-- Begin Data rows --

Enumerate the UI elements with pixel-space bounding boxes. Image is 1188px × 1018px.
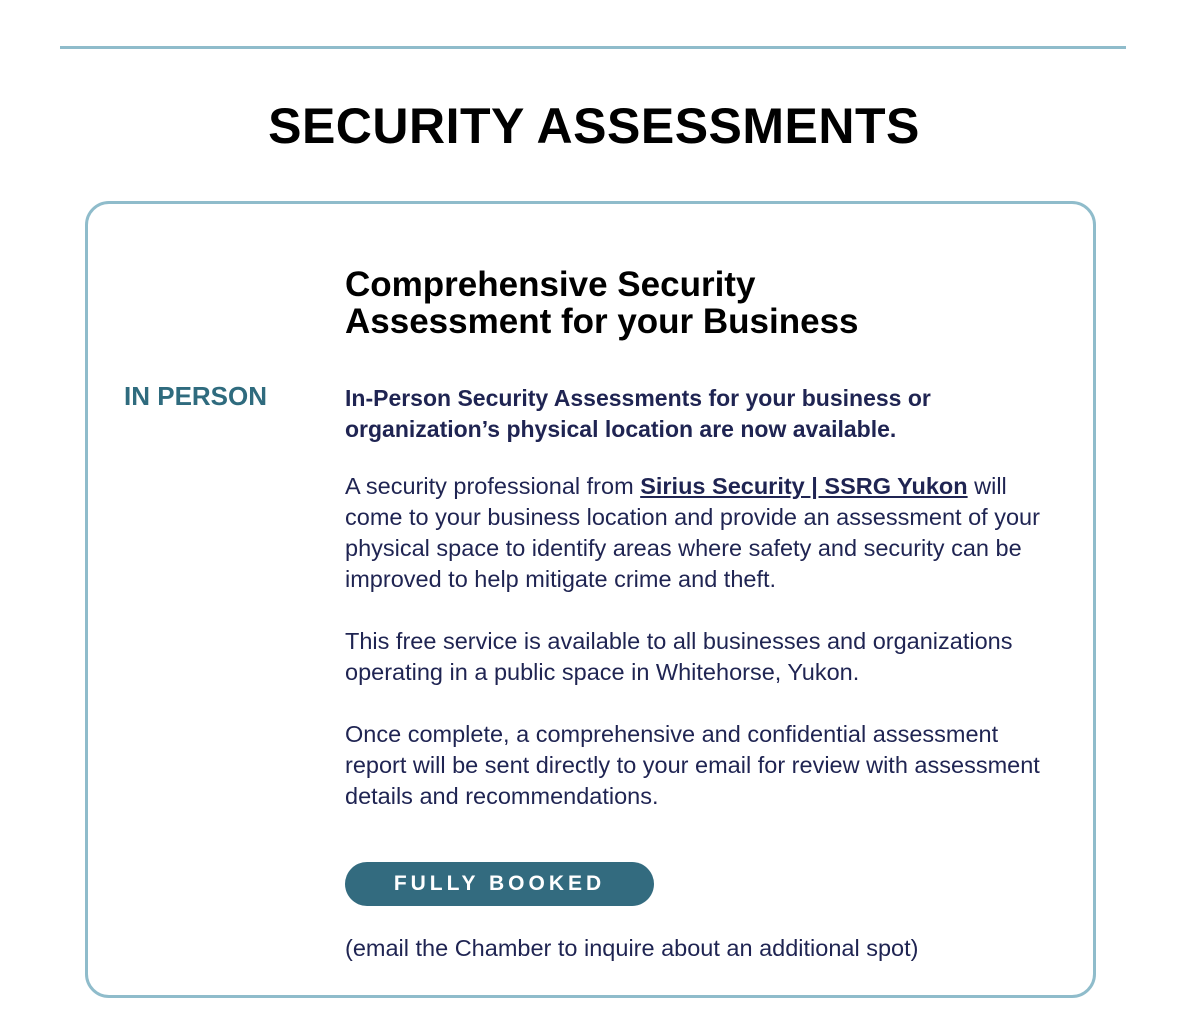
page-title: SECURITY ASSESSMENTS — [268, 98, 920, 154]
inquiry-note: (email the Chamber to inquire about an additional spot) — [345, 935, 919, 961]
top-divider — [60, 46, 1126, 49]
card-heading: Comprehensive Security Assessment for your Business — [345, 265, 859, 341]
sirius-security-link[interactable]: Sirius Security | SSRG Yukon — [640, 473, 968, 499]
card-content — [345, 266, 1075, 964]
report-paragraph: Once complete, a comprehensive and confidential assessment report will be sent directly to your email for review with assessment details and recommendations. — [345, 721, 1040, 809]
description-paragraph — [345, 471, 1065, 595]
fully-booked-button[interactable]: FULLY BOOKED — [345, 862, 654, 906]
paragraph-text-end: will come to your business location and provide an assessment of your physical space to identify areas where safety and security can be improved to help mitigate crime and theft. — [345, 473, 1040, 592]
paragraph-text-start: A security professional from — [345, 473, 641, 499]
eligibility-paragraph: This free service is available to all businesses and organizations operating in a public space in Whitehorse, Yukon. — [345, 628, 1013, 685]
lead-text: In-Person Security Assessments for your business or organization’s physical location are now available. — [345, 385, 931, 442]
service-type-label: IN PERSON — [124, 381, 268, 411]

-- End Data rows --
-- Begin Data rows --

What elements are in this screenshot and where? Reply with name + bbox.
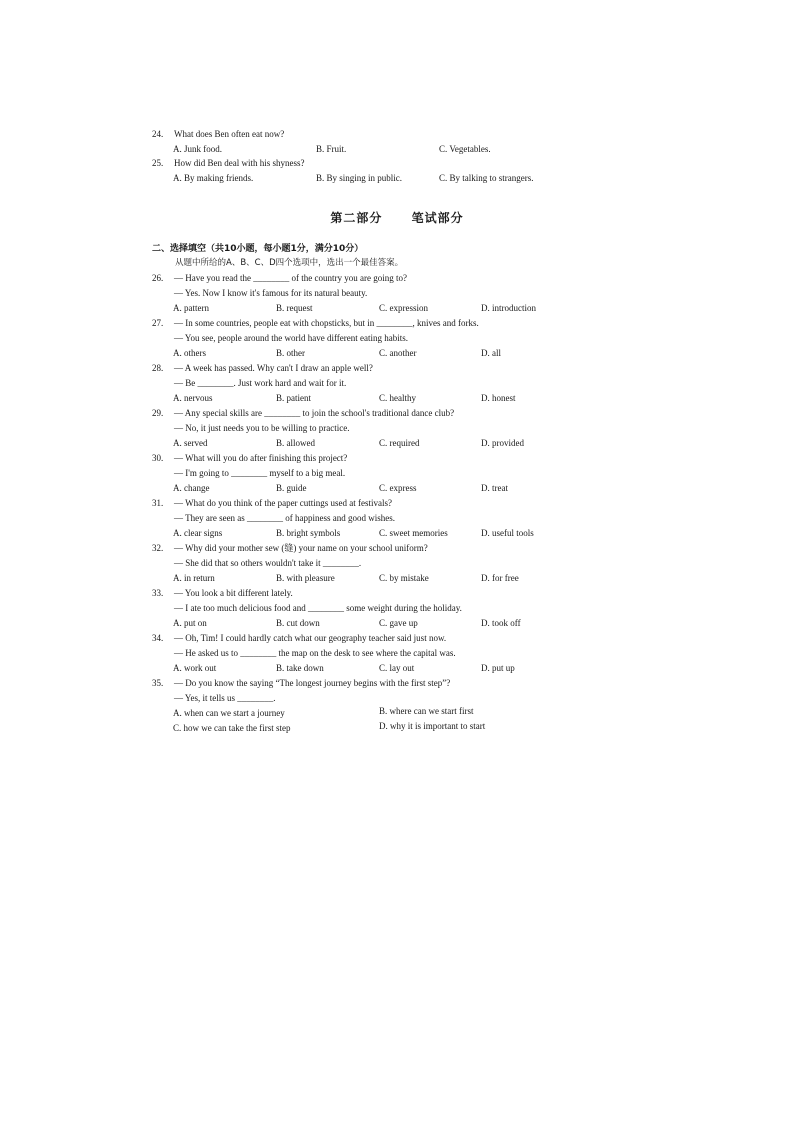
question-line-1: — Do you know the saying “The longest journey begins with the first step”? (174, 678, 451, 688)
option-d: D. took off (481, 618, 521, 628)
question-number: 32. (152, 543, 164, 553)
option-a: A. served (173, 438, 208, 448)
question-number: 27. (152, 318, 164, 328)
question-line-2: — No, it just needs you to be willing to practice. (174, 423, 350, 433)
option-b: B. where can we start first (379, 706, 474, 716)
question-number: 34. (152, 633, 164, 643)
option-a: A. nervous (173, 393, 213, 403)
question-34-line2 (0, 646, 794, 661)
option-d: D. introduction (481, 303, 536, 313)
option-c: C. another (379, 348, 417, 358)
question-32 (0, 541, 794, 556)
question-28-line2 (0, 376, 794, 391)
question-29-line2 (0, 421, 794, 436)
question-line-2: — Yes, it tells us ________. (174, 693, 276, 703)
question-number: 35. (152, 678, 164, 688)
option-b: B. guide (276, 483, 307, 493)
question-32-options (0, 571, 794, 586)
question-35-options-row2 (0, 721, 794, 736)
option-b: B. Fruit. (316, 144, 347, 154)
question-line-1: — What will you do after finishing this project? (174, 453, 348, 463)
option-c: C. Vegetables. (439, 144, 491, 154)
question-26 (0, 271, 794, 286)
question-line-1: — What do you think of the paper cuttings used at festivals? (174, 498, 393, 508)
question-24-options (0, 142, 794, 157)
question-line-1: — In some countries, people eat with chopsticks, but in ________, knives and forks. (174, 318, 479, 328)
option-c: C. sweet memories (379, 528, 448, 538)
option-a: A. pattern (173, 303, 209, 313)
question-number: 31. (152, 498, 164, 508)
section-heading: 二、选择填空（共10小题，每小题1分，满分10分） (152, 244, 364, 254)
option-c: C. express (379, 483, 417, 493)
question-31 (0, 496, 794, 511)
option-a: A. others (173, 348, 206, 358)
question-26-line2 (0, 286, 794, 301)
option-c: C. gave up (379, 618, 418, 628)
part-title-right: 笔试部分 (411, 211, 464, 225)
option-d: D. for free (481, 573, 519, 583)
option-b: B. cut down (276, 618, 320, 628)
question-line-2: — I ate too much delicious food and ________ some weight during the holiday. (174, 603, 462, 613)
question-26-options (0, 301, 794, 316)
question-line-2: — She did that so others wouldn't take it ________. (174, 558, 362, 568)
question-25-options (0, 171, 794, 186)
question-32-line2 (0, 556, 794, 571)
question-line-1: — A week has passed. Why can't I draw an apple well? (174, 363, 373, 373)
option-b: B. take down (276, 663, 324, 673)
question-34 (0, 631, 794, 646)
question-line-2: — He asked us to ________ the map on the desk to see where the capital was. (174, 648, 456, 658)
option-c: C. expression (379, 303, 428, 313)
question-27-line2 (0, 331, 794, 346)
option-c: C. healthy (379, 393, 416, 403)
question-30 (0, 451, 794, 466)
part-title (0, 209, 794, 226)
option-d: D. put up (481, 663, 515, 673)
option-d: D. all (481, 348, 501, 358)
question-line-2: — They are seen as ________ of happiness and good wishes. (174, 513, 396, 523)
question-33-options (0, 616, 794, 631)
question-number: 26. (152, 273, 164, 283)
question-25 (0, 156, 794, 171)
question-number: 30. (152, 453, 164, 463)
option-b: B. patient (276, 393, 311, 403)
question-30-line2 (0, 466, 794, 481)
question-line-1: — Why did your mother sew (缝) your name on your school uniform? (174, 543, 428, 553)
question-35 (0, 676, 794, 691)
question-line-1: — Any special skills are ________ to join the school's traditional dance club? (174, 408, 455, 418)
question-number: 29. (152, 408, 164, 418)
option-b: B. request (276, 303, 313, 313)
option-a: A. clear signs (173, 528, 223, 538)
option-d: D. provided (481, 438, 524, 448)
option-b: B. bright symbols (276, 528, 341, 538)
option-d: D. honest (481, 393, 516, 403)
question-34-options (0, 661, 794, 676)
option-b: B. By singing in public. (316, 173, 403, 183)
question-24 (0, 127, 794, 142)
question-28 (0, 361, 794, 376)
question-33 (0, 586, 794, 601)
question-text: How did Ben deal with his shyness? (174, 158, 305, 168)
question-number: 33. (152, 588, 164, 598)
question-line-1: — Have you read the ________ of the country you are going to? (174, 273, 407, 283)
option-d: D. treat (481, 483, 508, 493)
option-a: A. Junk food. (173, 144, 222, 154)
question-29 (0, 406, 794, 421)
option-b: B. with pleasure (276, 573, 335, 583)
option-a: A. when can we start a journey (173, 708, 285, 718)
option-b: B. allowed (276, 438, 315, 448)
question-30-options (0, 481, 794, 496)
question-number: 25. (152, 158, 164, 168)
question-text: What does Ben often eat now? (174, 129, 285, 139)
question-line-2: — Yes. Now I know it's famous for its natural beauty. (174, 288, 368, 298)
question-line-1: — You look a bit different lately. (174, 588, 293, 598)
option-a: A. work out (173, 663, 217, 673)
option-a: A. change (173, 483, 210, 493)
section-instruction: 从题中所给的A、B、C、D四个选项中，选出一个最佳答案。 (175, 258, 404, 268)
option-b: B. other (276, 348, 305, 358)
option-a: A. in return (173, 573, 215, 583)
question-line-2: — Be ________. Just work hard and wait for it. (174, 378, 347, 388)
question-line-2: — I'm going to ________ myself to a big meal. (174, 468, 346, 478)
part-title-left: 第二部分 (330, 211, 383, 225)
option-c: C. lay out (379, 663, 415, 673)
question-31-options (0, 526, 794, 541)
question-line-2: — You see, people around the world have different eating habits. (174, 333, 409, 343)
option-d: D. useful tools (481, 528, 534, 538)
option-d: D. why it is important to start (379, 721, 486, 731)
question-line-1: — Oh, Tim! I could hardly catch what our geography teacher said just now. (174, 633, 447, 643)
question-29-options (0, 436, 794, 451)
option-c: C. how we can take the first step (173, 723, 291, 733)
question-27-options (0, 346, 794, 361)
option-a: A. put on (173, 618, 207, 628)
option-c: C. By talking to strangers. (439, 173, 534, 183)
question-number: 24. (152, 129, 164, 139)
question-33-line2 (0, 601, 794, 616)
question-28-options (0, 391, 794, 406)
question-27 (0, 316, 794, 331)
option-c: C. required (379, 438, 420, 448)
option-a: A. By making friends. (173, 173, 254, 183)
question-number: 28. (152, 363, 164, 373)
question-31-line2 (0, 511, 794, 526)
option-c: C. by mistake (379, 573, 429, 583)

-- End Data rows --
-- Begin Data rows --

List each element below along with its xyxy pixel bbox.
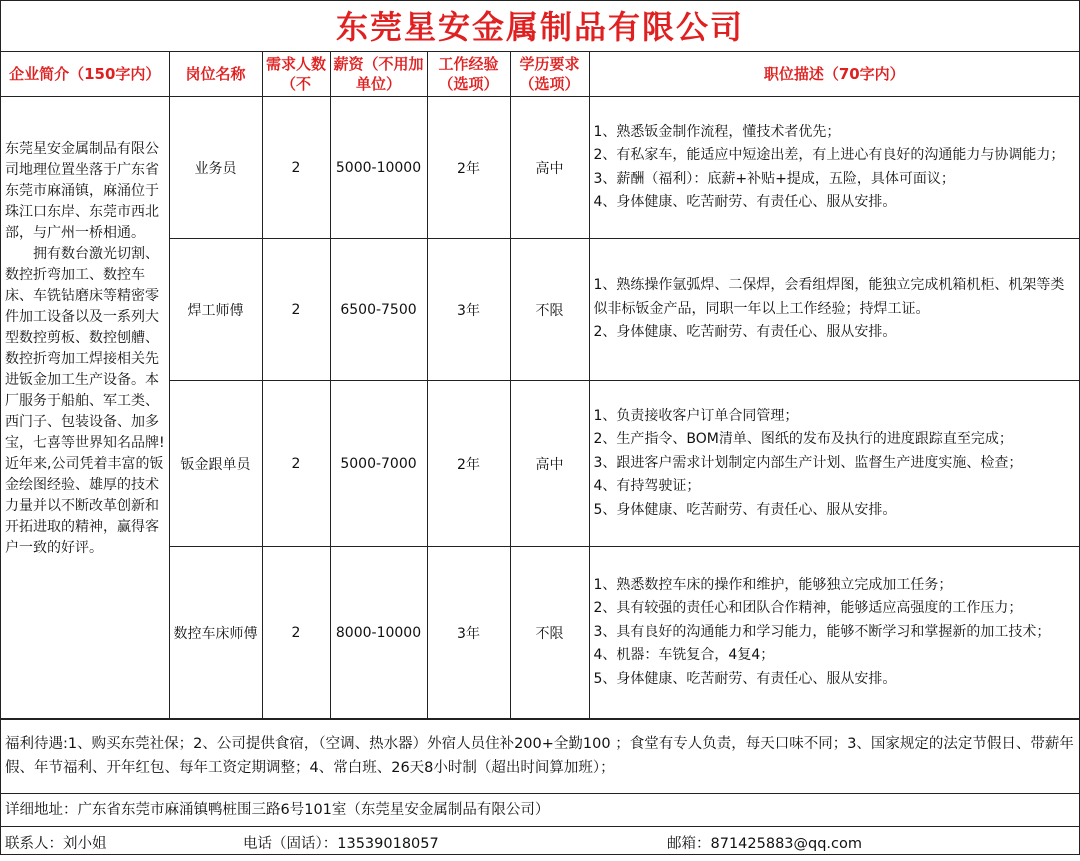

-- End Data rows --

**To be done:**
Retype the entries from the line with "Enumerate the UI" to the line with "card-heading: Comprehensive Security", both lines included, and leave the pictures out of your answer.

**Solution for this problem:**
Enumerate the UI elements with pixel-space bounding boxes. Image is 1188px × 1018px.
page-title: SECURITY ASSESSMENTS — [268, 98, 920, 154]
inquiry-note: (email the Chamber to inquire about an additional spot) — [345, 935, 919, 961]
top-divider — [60, 46, 1126, 49]
card-heading: Comprehensive Security Assessment for your Business — [345, 265, 859, 341]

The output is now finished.